Record excerpts ▸
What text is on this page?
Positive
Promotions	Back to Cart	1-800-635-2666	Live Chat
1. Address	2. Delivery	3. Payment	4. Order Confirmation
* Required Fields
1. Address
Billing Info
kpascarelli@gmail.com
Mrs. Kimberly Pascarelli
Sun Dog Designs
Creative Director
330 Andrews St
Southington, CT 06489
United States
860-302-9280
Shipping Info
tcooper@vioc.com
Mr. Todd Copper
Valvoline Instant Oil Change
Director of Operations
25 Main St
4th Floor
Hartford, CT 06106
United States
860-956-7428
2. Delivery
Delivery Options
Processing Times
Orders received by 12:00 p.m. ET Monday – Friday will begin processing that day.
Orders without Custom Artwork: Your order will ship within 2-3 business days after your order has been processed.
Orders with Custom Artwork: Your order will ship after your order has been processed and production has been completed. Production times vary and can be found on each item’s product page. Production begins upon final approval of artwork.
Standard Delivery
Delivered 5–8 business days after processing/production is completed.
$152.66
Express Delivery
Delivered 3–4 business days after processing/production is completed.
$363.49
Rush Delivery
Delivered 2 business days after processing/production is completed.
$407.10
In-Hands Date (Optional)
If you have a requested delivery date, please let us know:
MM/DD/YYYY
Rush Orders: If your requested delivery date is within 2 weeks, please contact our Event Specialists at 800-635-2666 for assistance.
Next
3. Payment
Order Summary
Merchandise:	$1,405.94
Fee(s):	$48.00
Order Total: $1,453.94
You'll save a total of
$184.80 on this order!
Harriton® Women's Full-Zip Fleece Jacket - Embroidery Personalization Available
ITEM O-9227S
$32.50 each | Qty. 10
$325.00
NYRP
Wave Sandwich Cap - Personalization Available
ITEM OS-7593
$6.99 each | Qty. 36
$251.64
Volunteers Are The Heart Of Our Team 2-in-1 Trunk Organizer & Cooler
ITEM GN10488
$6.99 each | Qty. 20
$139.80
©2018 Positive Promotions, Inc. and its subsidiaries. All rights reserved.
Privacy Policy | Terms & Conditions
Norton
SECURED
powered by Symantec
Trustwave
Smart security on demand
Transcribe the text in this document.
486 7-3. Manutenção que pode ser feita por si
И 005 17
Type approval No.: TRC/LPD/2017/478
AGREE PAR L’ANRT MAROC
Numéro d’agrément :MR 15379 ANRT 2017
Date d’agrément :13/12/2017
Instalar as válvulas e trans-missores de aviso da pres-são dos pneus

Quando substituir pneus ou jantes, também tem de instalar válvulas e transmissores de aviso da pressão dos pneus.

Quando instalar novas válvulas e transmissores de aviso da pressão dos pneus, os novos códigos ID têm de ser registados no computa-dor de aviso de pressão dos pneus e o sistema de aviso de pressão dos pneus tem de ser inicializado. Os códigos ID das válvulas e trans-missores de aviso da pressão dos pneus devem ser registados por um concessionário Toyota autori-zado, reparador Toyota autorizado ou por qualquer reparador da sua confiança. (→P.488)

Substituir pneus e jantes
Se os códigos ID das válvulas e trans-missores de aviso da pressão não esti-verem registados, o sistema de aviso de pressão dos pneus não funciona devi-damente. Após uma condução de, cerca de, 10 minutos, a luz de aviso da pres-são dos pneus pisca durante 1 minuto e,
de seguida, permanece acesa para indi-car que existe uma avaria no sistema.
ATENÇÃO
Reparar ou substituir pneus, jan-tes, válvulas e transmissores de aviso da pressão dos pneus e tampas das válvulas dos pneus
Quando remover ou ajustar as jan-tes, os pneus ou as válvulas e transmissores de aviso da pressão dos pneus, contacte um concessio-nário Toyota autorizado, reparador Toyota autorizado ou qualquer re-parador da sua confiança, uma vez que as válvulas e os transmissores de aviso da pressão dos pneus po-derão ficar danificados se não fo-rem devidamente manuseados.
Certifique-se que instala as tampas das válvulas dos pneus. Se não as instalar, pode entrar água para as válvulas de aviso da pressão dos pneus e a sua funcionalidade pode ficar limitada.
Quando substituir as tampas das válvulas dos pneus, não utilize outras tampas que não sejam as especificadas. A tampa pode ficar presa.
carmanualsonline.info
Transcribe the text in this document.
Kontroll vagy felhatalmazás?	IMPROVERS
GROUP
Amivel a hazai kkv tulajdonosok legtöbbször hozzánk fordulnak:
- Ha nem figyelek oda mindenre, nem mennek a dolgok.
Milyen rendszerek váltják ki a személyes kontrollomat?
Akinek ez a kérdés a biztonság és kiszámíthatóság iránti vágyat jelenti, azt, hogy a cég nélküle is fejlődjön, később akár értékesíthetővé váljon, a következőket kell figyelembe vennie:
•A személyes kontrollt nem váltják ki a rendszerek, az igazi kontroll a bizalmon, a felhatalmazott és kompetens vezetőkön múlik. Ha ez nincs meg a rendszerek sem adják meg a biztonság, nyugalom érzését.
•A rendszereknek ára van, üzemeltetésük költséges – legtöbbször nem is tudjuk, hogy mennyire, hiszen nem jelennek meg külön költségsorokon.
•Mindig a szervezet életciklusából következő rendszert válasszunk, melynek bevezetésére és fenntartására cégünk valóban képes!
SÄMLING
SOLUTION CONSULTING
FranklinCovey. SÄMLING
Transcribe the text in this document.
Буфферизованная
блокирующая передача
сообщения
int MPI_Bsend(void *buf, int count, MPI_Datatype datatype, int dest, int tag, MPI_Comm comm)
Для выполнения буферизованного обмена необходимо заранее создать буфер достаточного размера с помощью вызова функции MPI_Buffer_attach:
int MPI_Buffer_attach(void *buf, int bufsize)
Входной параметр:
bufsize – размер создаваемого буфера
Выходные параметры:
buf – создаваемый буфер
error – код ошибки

Problem details ▸ Go through the records above and set each one down exactly, please.

Task solution ▸
What text is on this page?
Positive
Promotions	Back to Cart	1-800-635-2666	Live Chat
1. Address	2. Delivery	3. Payment	4. Order Confirmation
* Required Fields
1. Address
Billing Info
kpascarelli@gmail.com
Mrs. Kimberly Pascarelli
Sun Dog Designs
Creative Director
330 Andrews St
Southington, CT 06489
United States
860-302-9280
Shipping Info
tcooper@vioc.com
Mr. Todd Copper
Valvoline Instant Oil Change
Director of Operations
25 Main St
4th Floor
Hartford, CT 06106
United States
860-956-7428
2. Delivery
Delivery Options
Processing Times
Orders received by 12:00 p.m. ET Monday – Friday will begin processing that day.
Orders without Custom Artwork: Your order will ship within 2-3 business days after your order has been processed.
Orders with Custom Artwork: Your order will ship after your order has been processed and production has been completed. Production times vary and can be found on each item’s product page. Production begins upon final approval of artwork.
Standard Delivery
Delivered 5–8 business days after processing/production is completed.
$152.66
Express Delivery
Delivered 3–4 business days after processing/production is completed.
$363.49
Rush Delivery
Delivered 2 business days after processing/production is completed.
$407.10
In-Hands Date (Optional)
If you have a requested delivery date, please let us know:
MM/DD/YYYY
Rush Orders: If your requested delivery date is within 2 weeks, please contact our Event Specialists at 800-635-2666 for assistance.
Next
3. Payment
Order Summary
Merchandise:	$1,405.94
Fee(s):	$48.00
Order Total: $1,453.94
You'll save a total of
$184.80 on this order!
Harriton® Women's Full-Zip Fleece Jacket - Embroidery Personalization Available
ITEM O-9227S
$32.50 each | Qty. 10
$325.00
NYRP
Wave Sandwich Cap - Personalization Available
ITEM OS-7593
$6.99 each | Qty. 36
$251.64
Volunteers Are The Heart Of Our Team 2-in-1 Trunk Organizer & Cooler
ITEM GN10488
$6.99 each | Qty. 20
$139.80
©2018 Positive Promotions, Inc. and its subsidiaries. All rights reserved.
Privacy Policy | Terms & Conditions
Norton
SECURED
powered by Symantec
Trustwave
Smart security on demand
Transcribe the text in this document.
486 7-3. Manutenção que pode ser feita por si
И 005 17
Type approval No.: TRC/LPD/2017/478
AGREE PAR L’ANRT MAROC
Numéro d’agrément :MR 15379 ANRT 2017
Date d’agrément :13/12/2017
Instalar as válvulas e trans-missores de aviso da pres-são dos pneus

Quando substituir pneus ou jantes, também tem de instalar válvulas e transmissores de aviso da pressão dos pneus.

Quando instalar novas válvulas e transmissores de aviso da pressão dos pneus, os novos códigos ID têm de ser registados no computa-dor de aviso de pressão dos pneus e o sistema de aviso de pressão dos pneus tem de ser inicializado. Os códigos ID das válvulas e trans-missores de aviso da pressão dos pneus devem ser registados por um concessionário Toyota autori-zado, reparador Toyota autorizado ou por qualquer reparador da sua confiança. (→P.488)

Substituir pneus e jantes
Se os códigos ID das válvulas e trans-missores de aviso da pressão não esti-verem registados, o sistema de aviso de pressão dos pneus não funciona devi-damente. Após uma condução de, cerca de, 10 minutos, a luz de aviso da pres-são dos pneus pisca durante 1 minuto e,
de seguida, permanece acesa para indi-car que existe uma avaria no sistema.
ATENÇÃO
Reparar ou substituir pneus, jan-tes, válvulas e transmissores de aviso da pressão dos pneus e tampas das válvulas dos pneus
Quando remover ou ajustar as jan-tes, os pneus ou as válvulas e transmissores de aviso da pressão dos pneus, contacte um concessio-nário Toyota autorizado, reparador Toyota autorizado ou qualquer re-parador da sua confiança, uma vez que as válvulas e os transmissores de aviso da pressão dos pneus po-derão ficar danificados se não fo-rem devidamente manuseados.
Certifique-se que instala as tampas das válvulas dos pneus. Se não as instalar, pode entrar água para as válvulas de aviso da pressão dos pneus e a sua funcionalidade pode ficar limitada.
Quando substituir as tampas das válvulas dos pneus, não utilize outras tampas que não sejam as especificadas. A tampa pode ficar presa.
carmanualsonline.info
Transcribe the text in this document.
Kontroll vagy felhatalmazás?	IMPROVERS
GROUP
Amivel a hazai kkv tulajdonosok legtöbbször hozzánk fordulnak:
- Ha nem figyelek oda mindenre, nem mennek a dolgok.
Milyen rendszerek váltják ki a személyes kontrollomat?
Akinek ez a kérdés a biztonság és kiszámíthatóság iránti vágyat jelenti, azt, hogy a cég nélküle is fejlődjön, később akár értékesíthetővé váljon, a következőket kell figyelembe vennie:
•A személyes kontrollt nem váltják ki a rendszerek, az igazi kontroll a bizalmon, a felhatalmazott és kompetens vezetőkön múlik. Ha ez nincs meg a rendszerek sem adják meg a biztonság, nyugalom érzését.
•A rendszereknek ára van, üzemeltetésük költséges – legtöbbször nem is tudjuk, hogy mennyire, hiszen nem jelennek meg külön költségsorokon.
•Mindig a szervezet életciklusából következő rendszert válasszunk, melynek bevezetésére és fenntartására cégünk valóban képes!
SÄMLING
SOLUTION CONSULTING
FranklinCovey. SÄMLING
Transcribe the text in this document.
Буфферизованная
блокирующая передача
сообщения
int MPI_Bsend(void *buf, int count, MPI_Datatype datatype, int dest, int tag, MPI_Comm comm)
Для выполнения буферизованного обмена необходимо заранее создать буфер достаточного размера с помощью вызова функции MPI_Buffer_attach:
int MPI_Buffer_attach(void *buf, int bufsize)
Входной параметр:
bufsize – размер создаваемого буфера
Выходные параметры:
buf – создаваемый буфер
error – код ошибки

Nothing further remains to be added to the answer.